Data shown:
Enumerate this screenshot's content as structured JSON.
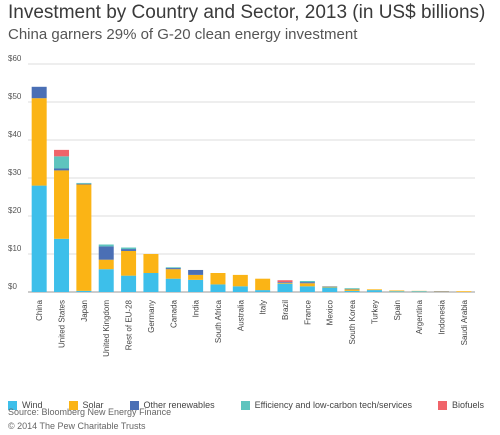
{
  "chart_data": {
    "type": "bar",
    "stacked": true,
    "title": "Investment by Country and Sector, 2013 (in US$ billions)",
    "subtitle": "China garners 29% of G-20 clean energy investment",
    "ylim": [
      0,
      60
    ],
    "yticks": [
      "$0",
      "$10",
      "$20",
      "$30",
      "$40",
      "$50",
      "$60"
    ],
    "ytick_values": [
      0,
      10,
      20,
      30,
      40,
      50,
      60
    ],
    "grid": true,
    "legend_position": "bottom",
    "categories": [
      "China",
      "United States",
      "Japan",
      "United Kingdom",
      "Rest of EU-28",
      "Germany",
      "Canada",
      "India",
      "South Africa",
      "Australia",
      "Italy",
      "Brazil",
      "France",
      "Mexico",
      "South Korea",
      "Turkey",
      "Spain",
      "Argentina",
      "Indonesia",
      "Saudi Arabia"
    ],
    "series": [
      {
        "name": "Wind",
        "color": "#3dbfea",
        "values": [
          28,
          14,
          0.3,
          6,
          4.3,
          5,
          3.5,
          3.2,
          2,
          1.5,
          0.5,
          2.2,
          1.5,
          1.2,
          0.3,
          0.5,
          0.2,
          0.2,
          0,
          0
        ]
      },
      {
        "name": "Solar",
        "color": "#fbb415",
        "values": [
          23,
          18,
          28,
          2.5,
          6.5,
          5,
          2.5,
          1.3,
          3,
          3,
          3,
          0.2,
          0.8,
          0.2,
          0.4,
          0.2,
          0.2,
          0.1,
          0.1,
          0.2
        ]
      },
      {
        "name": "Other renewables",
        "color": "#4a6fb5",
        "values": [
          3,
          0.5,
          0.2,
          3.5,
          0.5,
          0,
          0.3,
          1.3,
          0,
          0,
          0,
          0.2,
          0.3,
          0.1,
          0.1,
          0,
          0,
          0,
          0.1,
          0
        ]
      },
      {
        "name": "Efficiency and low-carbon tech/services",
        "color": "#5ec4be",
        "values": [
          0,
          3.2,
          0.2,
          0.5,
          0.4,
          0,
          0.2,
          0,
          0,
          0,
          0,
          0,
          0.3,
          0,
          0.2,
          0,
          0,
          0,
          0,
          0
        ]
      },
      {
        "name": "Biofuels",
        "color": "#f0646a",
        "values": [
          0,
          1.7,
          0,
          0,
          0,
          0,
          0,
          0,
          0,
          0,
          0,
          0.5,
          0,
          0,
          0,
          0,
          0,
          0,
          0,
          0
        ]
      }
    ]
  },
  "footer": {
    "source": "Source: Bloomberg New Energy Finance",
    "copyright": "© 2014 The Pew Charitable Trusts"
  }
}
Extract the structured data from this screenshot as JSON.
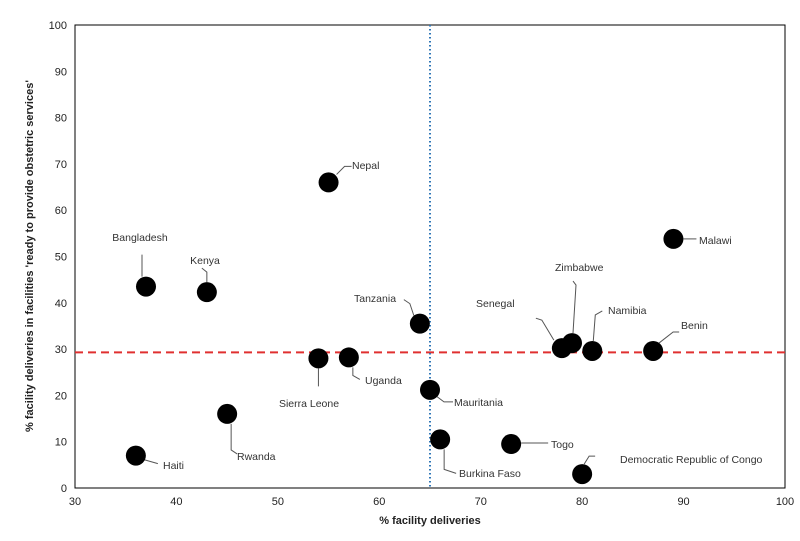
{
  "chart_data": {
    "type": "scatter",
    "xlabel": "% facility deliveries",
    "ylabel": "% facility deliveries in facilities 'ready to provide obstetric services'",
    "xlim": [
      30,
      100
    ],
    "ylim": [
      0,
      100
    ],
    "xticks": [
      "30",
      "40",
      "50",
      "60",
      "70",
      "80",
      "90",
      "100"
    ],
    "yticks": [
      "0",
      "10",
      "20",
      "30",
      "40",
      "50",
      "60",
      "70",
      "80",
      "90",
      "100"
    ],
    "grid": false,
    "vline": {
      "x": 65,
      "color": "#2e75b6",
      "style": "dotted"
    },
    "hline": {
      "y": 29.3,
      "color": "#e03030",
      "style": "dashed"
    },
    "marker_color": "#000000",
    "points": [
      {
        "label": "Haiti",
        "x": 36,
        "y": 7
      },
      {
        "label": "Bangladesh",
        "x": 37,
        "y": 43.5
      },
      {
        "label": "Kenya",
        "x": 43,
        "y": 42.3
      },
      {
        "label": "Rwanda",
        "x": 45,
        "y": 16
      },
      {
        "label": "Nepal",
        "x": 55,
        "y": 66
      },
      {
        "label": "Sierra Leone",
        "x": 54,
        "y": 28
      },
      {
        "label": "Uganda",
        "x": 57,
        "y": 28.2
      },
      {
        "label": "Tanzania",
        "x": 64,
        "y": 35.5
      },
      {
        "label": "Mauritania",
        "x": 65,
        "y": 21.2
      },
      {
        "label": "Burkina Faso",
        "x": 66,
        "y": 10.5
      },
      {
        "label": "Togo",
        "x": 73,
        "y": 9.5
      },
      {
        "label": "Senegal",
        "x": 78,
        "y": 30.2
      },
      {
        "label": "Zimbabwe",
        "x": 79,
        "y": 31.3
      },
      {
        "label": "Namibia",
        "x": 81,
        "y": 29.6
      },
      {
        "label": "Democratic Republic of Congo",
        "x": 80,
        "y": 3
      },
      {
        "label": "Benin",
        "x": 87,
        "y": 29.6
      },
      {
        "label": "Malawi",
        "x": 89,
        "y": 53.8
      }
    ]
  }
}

* * *

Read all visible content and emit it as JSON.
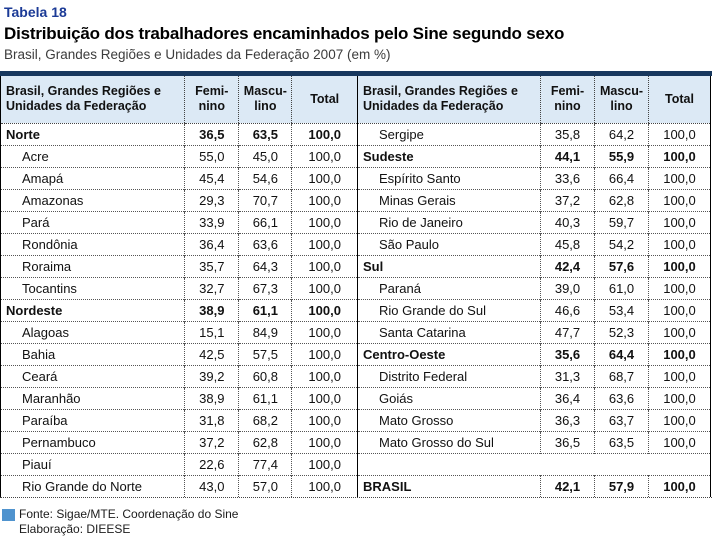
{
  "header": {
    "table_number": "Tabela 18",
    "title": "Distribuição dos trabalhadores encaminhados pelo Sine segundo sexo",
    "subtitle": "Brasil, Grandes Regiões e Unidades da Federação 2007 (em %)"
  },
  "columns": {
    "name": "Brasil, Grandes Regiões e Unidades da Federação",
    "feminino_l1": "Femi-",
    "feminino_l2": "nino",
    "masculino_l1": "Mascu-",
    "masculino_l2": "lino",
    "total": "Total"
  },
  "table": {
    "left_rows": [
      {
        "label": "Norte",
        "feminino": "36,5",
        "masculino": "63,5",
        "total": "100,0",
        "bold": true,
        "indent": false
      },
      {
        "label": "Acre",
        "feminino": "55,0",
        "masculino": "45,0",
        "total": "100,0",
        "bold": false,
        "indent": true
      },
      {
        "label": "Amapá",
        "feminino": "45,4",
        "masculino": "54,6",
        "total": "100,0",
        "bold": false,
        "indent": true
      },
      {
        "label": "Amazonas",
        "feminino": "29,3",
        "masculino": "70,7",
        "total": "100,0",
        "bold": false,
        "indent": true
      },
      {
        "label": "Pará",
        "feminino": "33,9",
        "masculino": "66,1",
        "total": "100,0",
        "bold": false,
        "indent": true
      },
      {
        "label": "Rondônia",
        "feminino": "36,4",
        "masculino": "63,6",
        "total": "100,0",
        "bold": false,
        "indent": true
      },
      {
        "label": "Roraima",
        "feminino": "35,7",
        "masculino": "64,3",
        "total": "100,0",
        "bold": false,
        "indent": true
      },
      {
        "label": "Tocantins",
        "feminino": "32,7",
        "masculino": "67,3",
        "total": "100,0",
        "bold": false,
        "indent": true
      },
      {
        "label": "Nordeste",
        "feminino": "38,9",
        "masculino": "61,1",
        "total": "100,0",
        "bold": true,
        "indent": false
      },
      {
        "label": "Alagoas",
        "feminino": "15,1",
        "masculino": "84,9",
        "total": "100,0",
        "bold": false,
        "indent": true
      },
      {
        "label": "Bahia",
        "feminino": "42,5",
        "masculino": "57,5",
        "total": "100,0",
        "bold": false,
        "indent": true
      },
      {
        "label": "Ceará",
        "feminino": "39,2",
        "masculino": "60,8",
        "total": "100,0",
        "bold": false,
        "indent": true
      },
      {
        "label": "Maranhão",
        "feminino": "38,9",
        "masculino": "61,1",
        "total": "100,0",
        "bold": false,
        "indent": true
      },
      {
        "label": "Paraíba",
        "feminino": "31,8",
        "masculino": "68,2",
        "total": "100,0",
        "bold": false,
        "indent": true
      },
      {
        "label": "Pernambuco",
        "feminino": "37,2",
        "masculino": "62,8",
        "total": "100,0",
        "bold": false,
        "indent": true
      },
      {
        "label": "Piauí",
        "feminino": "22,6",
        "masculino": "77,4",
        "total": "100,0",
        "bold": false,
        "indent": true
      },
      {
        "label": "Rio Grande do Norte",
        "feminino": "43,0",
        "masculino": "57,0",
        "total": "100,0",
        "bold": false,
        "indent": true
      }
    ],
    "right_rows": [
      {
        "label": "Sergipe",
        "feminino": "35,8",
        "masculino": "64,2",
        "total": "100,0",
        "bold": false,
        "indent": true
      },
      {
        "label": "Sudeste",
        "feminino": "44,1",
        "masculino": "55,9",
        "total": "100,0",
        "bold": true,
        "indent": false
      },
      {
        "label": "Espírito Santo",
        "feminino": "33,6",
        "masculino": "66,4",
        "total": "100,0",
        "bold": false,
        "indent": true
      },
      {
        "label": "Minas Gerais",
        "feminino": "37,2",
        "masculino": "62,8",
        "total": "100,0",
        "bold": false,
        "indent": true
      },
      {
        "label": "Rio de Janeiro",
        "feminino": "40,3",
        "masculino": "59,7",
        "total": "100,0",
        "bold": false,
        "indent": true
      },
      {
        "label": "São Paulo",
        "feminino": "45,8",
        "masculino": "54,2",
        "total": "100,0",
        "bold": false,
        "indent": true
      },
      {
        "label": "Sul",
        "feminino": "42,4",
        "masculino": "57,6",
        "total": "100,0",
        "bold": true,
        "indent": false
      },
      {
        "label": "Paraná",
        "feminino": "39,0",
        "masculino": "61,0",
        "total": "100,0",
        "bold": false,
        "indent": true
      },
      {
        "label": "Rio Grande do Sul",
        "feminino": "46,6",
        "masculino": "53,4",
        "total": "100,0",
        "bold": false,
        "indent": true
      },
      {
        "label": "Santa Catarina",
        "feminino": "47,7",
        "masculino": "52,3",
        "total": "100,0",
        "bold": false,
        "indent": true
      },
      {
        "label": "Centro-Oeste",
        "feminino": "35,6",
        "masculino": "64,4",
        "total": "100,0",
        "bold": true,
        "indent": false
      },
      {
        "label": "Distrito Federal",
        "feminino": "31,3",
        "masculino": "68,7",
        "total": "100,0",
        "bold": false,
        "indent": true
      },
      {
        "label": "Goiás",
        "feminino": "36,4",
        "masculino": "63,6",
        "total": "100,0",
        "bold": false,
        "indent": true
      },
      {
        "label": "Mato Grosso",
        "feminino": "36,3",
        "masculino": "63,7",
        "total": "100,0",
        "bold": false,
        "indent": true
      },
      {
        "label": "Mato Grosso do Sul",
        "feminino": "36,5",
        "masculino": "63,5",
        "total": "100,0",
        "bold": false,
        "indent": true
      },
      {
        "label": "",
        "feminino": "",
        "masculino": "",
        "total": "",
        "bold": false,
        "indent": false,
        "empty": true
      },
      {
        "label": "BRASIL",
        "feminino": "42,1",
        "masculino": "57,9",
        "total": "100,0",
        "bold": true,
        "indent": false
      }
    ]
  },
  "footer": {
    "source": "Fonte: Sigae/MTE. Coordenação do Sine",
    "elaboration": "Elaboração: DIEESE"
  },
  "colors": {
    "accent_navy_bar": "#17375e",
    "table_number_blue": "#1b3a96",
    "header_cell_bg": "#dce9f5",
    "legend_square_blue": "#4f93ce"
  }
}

Task to carry out: What is the number of lines in these records that contain "source"? Reply with the number only.

Task solution: 2